(DESCRIPTION OF THE TASK): Return every entry below without altering a word.

(EXTRACTED RECORDS):
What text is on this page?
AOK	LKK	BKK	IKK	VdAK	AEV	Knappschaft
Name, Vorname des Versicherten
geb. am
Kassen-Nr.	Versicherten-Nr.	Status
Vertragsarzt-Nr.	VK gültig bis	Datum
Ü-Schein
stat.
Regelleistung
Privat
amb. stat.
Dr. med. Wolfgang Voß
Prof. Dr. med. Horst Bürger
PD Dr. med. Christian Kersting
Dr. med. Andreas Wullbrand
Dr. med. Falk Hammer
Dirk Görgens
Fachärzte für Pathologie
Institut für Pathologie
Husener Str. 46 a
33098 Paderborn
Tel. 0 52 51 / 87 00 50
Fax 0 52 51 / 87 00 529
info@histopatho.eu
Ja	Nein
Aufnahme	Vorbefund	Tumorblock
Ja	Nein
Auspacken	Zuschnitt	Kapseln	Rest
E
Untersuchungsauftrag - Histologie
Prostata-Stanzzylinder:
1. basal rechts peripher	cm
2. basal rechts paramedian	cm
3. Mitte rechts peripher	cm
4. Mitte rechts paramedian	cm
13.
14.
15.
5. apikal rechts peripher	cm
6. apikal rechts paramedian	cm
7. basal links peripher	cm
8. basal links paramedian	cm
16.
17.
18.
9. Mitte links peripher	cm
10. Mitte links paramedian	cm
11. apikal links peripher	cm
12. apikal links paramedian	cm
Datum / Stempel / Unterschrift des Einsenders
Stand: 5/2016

(REPLY TO THE TASK):
What text is on this page?
AOK	LKK	BKK	IKK	VdAK	AEV	Knappschaft
Name, Vorname des Versicherten
geb. am
Kassen-Nr.	Versicherten-Nr.	Status
Vertragsarzt-Nr.	VK gültig bis	Datum
Ü-Schein
stat.
Regelleistung
Privat
amb. stat.
Dr. med. Wolfgang Voß
Prof. Dr. med. Horst Bürger
PD Dr. med. Christian Kersting
Dr. med. Andreas Wullbrand
Dr. med. Falk Hammer
Dirk Görgens
Fachärzte für Pathologie
Institut für Pathologie
Husener Str. 46 a
33098 Paderborn
Tel. 0 52 51 / 87 00 50
Fax 0 52 51 / 87 00 529
info@histopatho.eu
Ja	Nein
Aufnahme	Vorbefund	Tumorblock
Ja	Nein
Auspacken	Zuschnitt	Kapseln	Rest
E
Untersuchungsauftrag - Histologie
Prostata-Stanzzylinder:
1. basal rechts peripher	cm
2. basal rechts paramedian	cm
3. Mitte rechts peripher	cm
4. Mitte rechts paramedian	cm
13.
14.
15.
5. apikal rechts peripher	cm
6. apikal rechts paramedian	cm
7. basal links peripher	cm
8. basal links paramedian	cm
16.
17.
18.
9. Mitte links peripher	cm
10. Mitte links paramedian	cm
11. apikal links peripher	cm
12. apikal links paramedian	cm
Datum / Stempel / Unterschrift des Einsenders
Stand: 5/2016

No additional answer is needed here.